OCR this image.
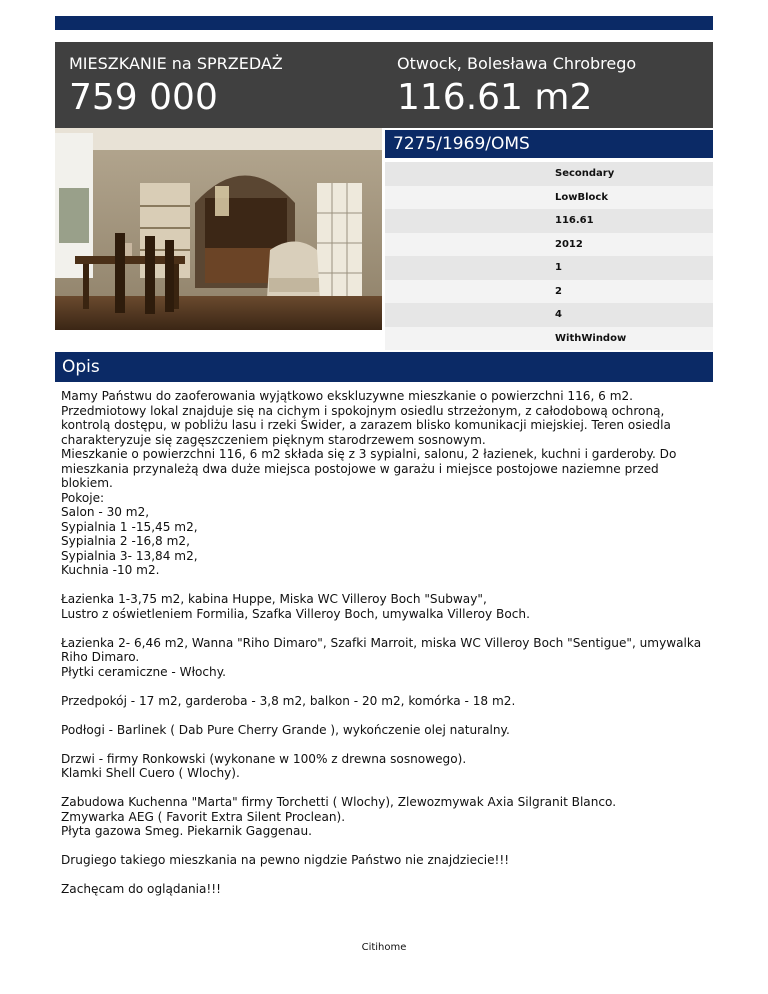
MIESZKANIE na SPRZEDAŻ
759 000
Otwock, Bolesława Chrobrego
116.61 m2
7275/1969/OMS
Secondary
LowBlock
116.61
2012
1
2
4
WithWindow
Opis

Mamy Państwu do zaoferowania wyjątkowo ekskluzywne mieszkanie o powierzchni 116, 6 m2.
Przedmiotowy lokal znajduje się na cichym i spokojnym osiedlu strzeżonym, z całodobową ochroną, kontrolą dostępu, w pobliżu lasu i rzeki Świder, a zarazem blisko komunikacji miejskiej. Teren osiedla charakteryzuje się zagęszczeniem pięknym starodrzewem sosnowym.
Mieszkanie o powierzchni 116, 6 m2 składa się z 3 sypialni, salonu, 2 łazienek, kuchni i garderoby. Do mieszkania przynależą dwa duże miejsca postojowe w garażu i miejsce postojowe naziemne przed blokiem.
Pokoje:
Salon - 30 m2,
Sypialnia 1 -15,45 m2,
Sypialnia 2 -16,8 m2,
Sypialnia 3- 13,84 m2,
Kuchnia -10 m2.

Łazienka 1-3,75 m2, kabina Huppe, Miska WC Villeroy Boch "Subway",
Lustro z oświetleniem Formilia, Szafka Villeroy Boch, umywalka Villeroy Boch.

Łazienka 2- 6,46 m2, Wanna "Riho Dimaro", Szafki Marroit, miska WC Villeroy Boch "Sentigue", umywalka Riho Dimaro.
Płytki ceramiczne - Włochy.

Przedpokój - 17 m2, garderoba - 3,8 m2, balkon - 20 m2, komórka - 18 m2.

Podłogi - Barlinek ( Dab Pure Cherry Grande ), wykończenie olej naturalny.

Drzwi - firmy Ronkowski (wykonane w 100% z drewna sosnowego).
Klamki Shell Cuero ( Wlochy).

Zabudowa Kuchenna "Marta" firmy Torchetti ( Wlochy), Zlewozmywak Axia Silgranit Blanco.
Zmywarka AEG ( Favorit Extra Silent Proclean).
Płyta gazowa Smeg. Piekarnik Gaggenau.

Drugiego takiego mieszkania na pewno nigdzie Państwo nie znajdziecie!!!

Zachęcam do oglądania!!!

Citihome
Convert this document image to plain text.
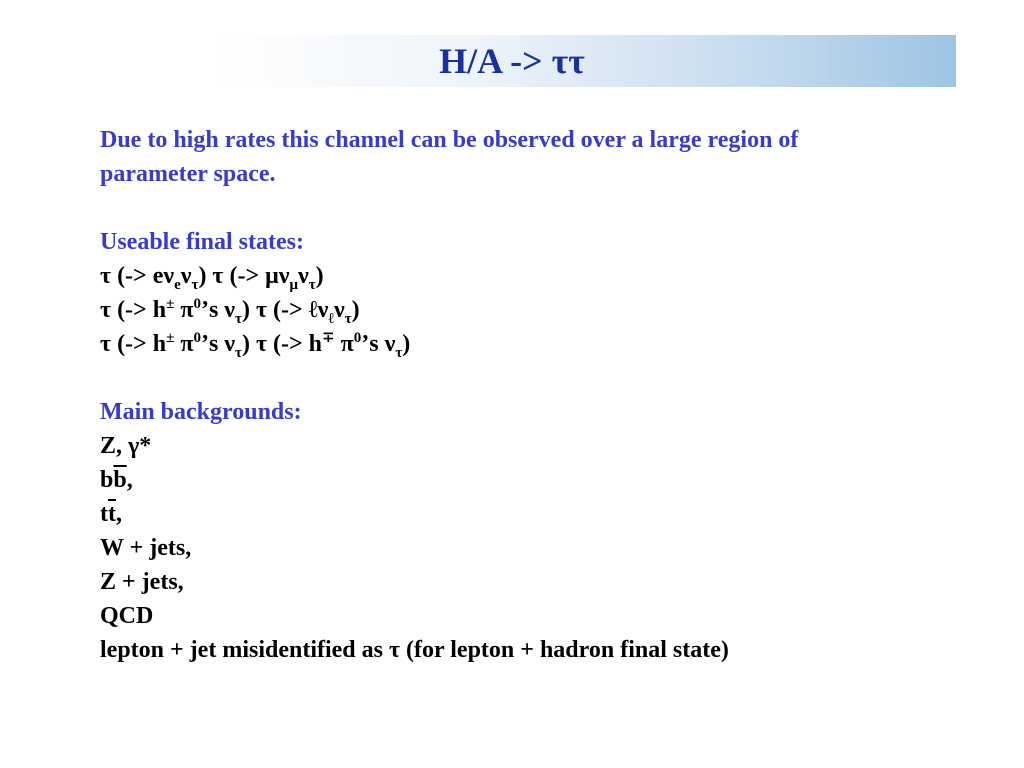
H/A -> ττ
Due to high rates this channel can be observed over a large region of
parameter space.
Useable final states:
τ (-> $e\nu_e\nu_\tau$) τ (-> $\mu\nu_\mu\nu_\tau$)
τ (-> h± $\pi^0’s$ $\nu_\tau$) τ (-> $\ell\nu_\ell\nu_\tau$)
τ (-> h± $\pi^0’s$ $\nu_\tau$) τ (-> h∓ $\pi^0’s$ $\nu_\tau$)
Main backgrounds:
Z, γ*
$b\overline{b}$,
$t\overline{t}$,
W + jets,
Z + jets,
QCD
lepton + jet misidentified as τ (for lepton + hadron final state)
------
Requirement → Word for word, quote the full listing, omitting every picture.

Answer below →
OCR this image.
MIESZKANIE na SPRZEDAŻ
759 000
Otwock, Bolesława Chrobrego
116.61 m2
7275/1969/OMS
Secondary
LowBlock
116.61
2012
1
2
4
WithWindow
Opis

Mamy Państwu do zaoferowania wyjątkowo ekskluzywne mieszkanie o powierzchni 116, 6 m2.
Przedmiotowy lokal znajduje się na cichym i spokojnym osiedlu strzeżonym, z całodobową ochroną, kontrolą dostępu, w pobliżu lasu i rzeki Świder, a zarazem blisko komunikacji miejskiej. Teren osiedla charakteryzuje się zagęszczeniem pięknym starodrzewem sosnowym.
Mieszkanie o powierzchni 116, 6 m2 składa się z 3 sypialni, salonu, 2 łazienek, kuchni i garderoby. Do mieszkania przynależą dwa duże miejsca postojowe w garażu i miejsce postojowe naziemne przed blokiem.
Pokoje:
Salon - 30 m2,
Sypialnia 1 -15,45 m2,
Sypialnia 2 -16,8 m2,
Sypialnia 3- 13,84 m2,
Kuchnia -10 m2.

Łazienka 1-3,75 m2, kabina Huppe, Miska WC Villeroy Boch "Subway",
Lustro z oświetleniem Formilia, Szafka Villeroy Boch, umywalka Villeroy Boch.

Łazienka 2- 6,46 m2, Wanna "Riho Dimaro", Szafki Marroit, miska WC Villeroy Boch "Sentigue", umywalka Riho Dimaro.
Płytki ceramiczne - Włochy.

Przedpokój - 17 m2, garderoba - 3,8 m2, balkon - 20 m2, komórka - 18 m2.

Podłogi - Barlinek ( Dab Pure Cherry Grande ), wykończenie olej naturalny.

Drzwi - firmy Ronkowski (wykonane w 100% z drewna sosnowego).
Klamki Shell Cuero ( Wlochy).

Zabudowa Kuchenna "Marta" firmy Torchetti ( Wlochy), Zlewozmywak Axia Silgranit Blanco.
Zmywarka AEG ( Favorit Extra Silent Proclean).
Płyta gazowa Smeg. Piekarnik Gaggenau.

Drugiego takiego mieszkania na pewno nigdzie Państwo nie znajdziecie!!!

Zachęcam do oglądania!!!

Citihome
Convert this document image to plain text.
H/A -> ττ
Due to high rates this channel can be observed over a large region of
parameter space.
Useable final states:
τ (-> $e\nu_e\nu_\tau$) τ (-> $\mu\nu_\mu\nu_\tau$)
τ (-> h± $\pi^0’s$ $\nu_\tau$) τ (-> $\ell\nu_\ell\nu_\tau$)
τ (-> h± $\pi^0’s$ $\nu_\tau$) τ (-> h∓ $\pi^0’s$ $\nu_\tau$)
Main backgrounds:
Z, γ*
$b\overline{b}$,
$t\overline{t}$,
W + jets,
Z + jets,
QCD
lepton + jet misidentified as τ (for lepton + hadron final state)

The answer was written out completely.